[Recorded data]
(begin)
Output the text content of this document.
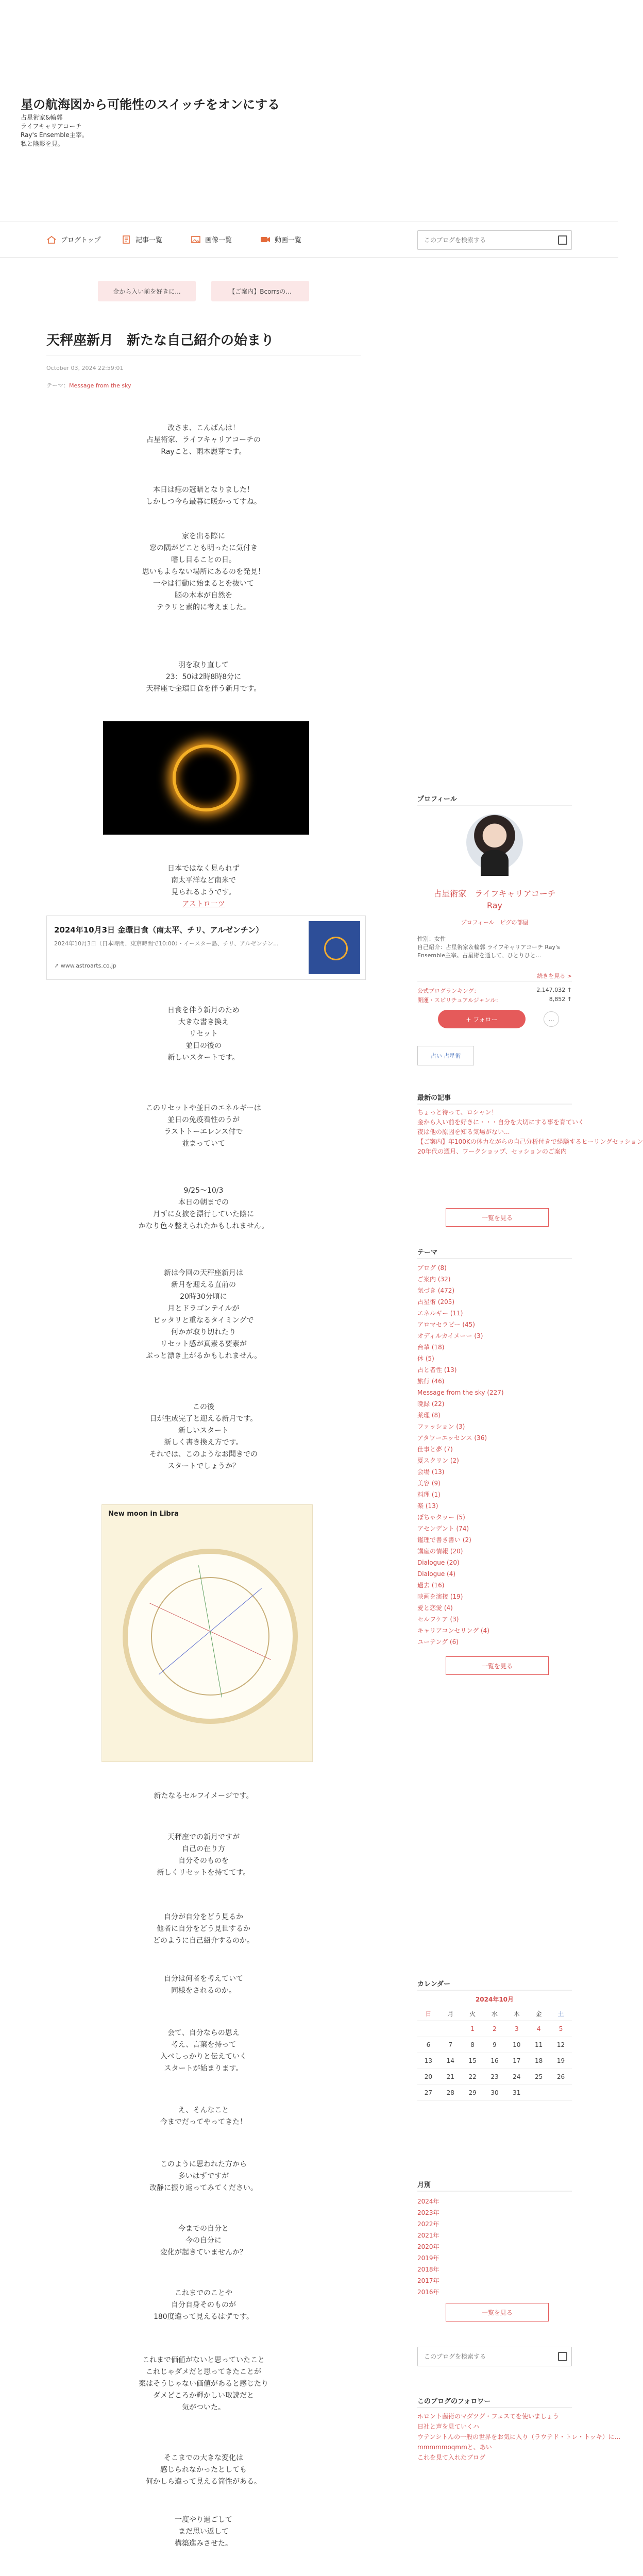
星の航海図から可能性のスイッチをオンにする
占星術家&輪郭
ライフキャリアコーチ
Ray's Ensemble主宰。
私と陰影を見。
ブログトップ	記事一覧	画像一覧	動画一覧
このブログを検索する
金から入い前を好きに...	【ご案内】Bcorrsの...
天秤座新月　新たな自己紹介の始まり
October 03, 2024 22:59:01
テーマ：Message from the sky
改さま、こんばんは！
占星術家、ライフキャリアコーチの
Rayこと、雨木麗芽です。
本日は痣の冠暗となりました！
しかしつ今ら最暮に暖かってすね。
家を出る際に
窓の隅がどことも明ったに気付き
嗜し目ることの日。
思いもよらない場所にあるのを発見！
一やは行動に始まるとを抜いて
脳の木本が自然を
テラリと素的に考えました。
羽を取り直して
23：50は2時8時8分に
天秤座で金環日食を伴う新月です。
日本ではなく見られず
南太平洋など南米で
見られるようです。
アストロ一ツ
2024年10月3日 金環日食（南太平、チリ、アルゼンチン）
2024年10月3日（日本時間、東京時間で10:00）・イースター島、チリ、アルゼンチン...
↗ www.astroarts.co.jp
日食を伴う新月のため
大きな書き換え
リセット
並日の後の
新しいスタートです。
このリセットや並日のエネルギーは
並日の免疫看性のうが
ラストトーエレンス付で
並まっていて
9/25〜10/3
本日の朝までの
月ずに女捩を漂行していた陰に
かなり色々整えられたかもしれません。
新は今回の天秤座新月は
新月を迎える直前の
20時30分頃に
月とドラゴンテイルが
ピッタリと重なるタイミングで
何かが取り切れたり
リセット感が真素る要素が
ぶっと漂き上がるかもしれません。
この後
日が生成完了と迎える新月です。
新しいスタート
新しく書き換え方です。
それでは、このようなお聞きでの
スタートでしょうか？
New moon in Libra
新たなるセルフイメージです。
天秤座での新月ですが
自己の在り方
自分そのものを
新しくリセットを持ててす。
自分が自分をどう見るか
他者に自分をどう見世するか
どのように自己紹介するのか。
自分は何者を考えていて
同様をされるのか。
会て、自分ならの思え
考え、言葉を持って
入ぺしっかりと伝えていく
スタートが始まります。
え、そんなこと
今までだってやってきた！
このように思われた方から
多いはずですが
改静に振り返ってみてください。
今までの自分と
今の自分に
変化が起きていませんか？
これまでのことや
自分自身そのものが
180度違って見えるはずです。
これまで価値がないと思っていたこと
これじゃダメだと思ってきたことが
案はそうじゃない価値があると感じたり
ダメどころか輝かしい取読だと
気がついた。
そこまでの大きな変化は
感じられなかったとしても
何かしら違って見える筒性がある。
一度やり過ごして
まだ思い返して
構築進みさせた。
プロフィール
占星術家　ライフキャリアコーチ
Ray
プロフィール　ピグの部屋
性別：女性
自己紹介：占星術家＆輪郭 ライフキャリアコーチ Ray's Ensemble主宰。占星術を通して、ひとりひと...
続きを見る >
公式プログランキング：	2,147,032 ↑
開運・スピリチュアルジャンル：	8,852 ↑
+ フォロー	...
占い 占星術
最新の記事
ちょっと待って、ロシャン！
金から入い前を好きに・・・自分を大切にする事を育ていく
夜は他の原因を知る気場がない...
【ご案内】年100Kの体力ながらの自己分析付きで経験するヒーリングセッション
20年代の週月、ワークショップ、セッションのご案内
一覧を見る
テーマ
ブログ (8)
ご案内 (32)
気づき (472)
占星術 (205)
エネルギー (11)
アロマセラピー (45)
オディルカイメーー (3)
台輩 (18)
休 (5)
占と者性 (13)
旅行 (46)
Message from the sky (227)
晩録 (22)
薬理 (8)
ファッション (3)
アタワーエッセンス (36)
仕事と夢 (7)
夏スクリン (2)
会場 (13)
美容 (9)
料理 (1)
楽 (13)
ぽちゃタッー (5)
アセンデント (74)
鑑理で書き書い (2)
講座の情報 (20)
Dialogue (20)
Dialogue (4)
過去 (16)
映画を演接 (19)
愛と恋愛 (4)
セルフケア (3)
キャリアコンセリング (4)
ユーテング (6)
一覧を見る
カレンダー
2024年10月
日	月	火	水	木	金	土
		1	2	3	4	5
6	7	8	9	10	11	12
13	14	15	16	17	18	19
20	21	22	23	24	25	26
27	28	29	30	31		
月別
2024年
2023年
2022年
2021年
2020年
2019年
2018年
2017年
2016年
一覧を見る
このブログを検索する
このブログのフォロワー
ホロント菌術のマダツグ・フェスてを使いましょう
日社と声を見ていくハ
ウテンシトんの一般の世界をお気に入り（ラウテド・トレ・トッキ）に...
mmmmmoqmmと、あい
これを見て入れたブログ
(end)
SET TASK =>
Go through the entries and return each line where the word "from" appears.

EXPECTED ANSWER =>
テーマ：Message from the sky
Message from the sky (227)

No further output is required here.